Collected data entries
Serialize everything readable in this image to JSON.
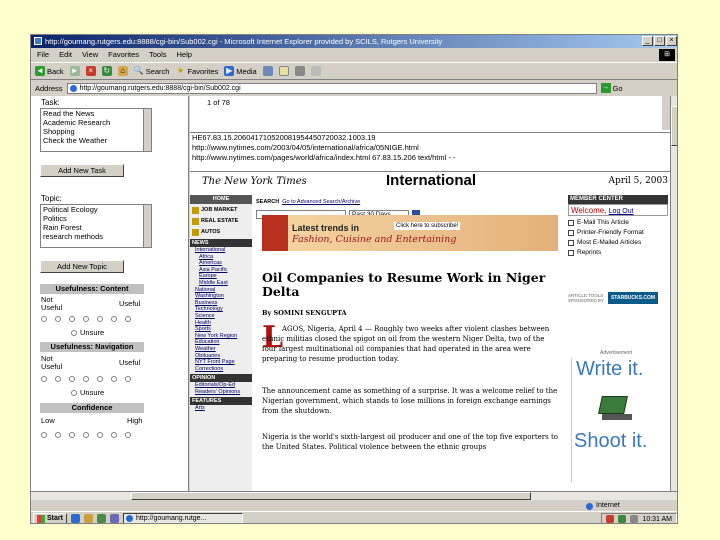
{
  "window": {
    "title": "http://goumang.rutgers.edu:8888/cgi-bin/Sub002.cgi - Microsoft Internet Explorer provided by SCILS, Rutgers University"
  },
  "menu": [
    "File",
    "Edit",
    "View",
    "Favorites",
    "Tools",
    "Help"
  ],
  "toolbar": {
    "back": "Back",
    "search": "Search",
    "favorites": "Favorites",
    "media": "Media"
  },
  "address": {
    "label": "Address",
    "url": "http://goumang.rutgers.edu:8888/cgi-bin/Sub002.cgi",
    "go": "Go"
  },
  "left": {
    "task_label": "Task:",
    "tasks": [
      "Read the News",
      "Academic Research",
      "Shopping",
      "Check the Weather"
    ],
    "add_task": "Add New Task",
    "topic_label": "Topic:",
    "topics": [
      "Political Ecology",
      "Politics",
      "Rain Forest",
      "research methods"
    ],
    "add_topic": "Add New Topic",
    "usefulness_content": "Usefulness: Content",
    "usefulness_navigation": "Usefulness: Navigation",
    "not_useful": "Not Useful",
    "useful": "Useful",
    "unsure": "Unsure",
    "confidence": "Confidence",
    "low": "Low",
    "high": "High"
  },
  "content": {
    "counter": "1 of 78",
    "header_lines": [
      "HE67.83.15.206041710520081954450720032.1003.19",
      "http://www.nytimes.com/2003/04/05/international/africa/05NIGE.html",
      "http://www.nytimes.com/pages/world/africa/index.html 67.83.15.206 text/html - -"
    ]
  },
  "nyt": {
    "logo": "The New York Times",
    "section": "International",
    "date": "April 5, 2003",
    "nav_home": "HOME",
    "nav_buttons": [
      "JOB MARKET",
      "REAL ESTATE",
      "AUTOS"
    ],
    "nav_news": "NEWS",
    "nav_links": [
      "International",
      "Africa",
      "Americas",
      "Asia Pacific",
      "Europe",
      "Middle East",
      "National",
      "Washington",
      "Business",
      "Technology",
      "Science",
      "Health",
      "Sports",
      "New York Region",
      "Education",
      "Weather",
      "Obituaries",
      "NYT Front Page",
      "Corrections"
    ],
    "nav_opinion": "OPINION",
    "opinion_links": [
      "Editorials/Op-Ed",
      "Readers' Opinions"
    ],
    "nav_features": "FEATURES",
    "features_links": [
      "Arts"
    ],
    "search_label": "SEARCH",
    "search_link": "Go to Advanced Search/Archive",
    "search_range": "Past 30 Days",
    "ad_title": "Latest trends in",
    "ad_subtitle": "Fashion, Cuisine and Entertaining",
    "ad_subscribe": "Click here to subscribe!",
    "headline": "Oil Companies to Resume Work in Niger Delta",
    "byline": "By SOMINI SENGUPTA",
    "dropcap": "L",
    "para1": "AGOS, Nigeria, April 4 — Roughly two weeks after violent clashes between ethnic militias closed the spigot on oil from the western Niger Delta, two of the four largest multinational oil companies that had operated in the area were preparing to resume production today.",
    "para2": "The announcement came as something of a surprise. It was a welcome relief to the Nigerian government, which stands to lose millions in foreign exchange earnings from the shutdown.",
    "para3": "Nigeria is the world's sixth-largest oil producer and one of the top five exporters to the United States. Political violence between the ethnic groups",
    "member_center": "MEMBER CENTER",
    "welcome": "Welcome,",
    "log_out": "Log Out",
    "tools": [
      "E-Mail This Article",
      "Printer-Friendly Format",
      "Most E-Mailed Articles",
      "Reprints"
    ],
    "sponsor_text": "ARTICLE TOOLS SPONSORED BY",
    "sponsor": "STARBUCKS.COM",
    "advertisement": "Advertisement",
    "ad_write": "Write it.",
    "ad_shoot": "Shoot it."
  },
  "status": {
    "zone": "Internet"
  },
  "taskbar": {
    "start": "Start",
    "item": "http://goumang.rutge...",
    "clock": "10:31 AM"
  }
}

** Written task **
From the material above, count the lines that include "rutgers" and give only the total.

** Output for this task **
2